Material

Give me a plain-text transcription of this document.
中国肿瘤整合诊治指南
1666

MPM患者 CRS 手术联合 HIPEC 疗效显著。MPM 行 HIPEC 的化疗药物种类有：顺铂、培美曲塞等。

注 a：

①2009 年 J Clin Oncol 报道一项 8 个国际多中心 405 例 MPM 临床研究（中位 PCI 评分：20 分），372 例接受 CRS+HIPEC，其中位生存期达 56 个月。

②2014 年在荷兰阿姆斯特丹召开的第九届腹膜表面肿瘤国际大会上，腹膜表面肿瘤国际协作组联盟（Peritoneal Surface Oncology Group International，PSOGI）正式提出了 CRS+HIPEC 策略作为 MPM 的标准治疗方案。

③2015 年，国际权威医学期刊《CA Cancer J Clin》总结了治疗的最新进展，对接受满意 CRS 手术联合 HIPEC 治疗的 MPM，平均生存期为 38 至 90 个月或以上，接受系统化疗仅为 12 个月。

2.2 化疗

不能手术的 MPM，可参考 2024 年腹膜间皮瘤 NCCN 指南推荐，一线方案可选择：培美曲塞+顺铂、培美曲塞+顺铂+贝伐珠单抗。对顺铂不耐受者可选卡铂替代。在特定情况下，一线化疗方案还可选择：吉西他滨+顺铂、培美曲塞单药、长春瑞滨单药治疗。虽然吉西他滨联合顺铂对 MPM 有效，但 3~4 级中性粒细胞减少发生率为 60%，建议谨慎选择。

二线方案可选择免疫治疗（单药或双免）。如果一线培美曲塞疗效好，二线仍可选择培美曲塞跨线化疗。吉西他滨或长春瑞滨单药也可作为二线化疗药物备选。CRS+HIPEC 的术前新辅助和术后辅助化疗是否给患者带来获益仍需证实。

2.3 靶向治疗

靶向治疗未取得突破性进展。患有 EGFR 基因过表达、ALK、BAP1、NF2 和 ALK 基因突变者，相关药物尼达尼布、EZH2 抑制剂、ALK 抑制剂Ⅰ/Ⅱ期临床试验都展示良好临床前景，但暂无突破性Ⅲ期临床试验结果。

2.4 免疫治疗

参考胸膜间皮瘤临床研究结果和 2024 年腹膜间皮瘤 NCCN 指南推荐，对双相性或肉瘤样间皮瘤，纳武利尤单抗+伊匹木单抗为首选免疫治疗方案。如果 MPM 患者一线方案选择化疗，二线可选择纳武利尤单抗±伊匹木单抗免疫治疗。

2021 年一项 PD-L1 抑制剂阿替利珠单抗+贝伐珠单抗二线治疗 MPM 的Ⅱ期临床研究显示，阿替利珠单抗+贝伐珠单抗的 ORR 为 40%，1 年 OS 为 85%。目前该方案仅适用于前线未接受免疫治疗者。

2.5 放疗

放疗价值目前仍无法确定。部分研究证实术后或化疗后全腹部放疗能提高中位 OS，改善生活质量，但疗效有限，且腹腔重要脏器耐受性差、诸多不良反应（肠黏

Task requirements
Take every line from the data that contains the word "Clin".

The result
①2009 年 J Clin Oncol 报道一项 8 个国际多中心 405 例 MPM 临床研究（中位 PCI 评分：20 分），372 例接受 CRS+HIPEC，其中位生存期达 56 个月。
③2015 年，国际权威医学期刊《CA Cancer J Clin》总结了治疗的最新进展，对接受满意 CRS 手术联合 HIPEC 治疗的 MPM，平均生存期为 38 至 90 个月或以上，接受系统化疗仅为 12 个月。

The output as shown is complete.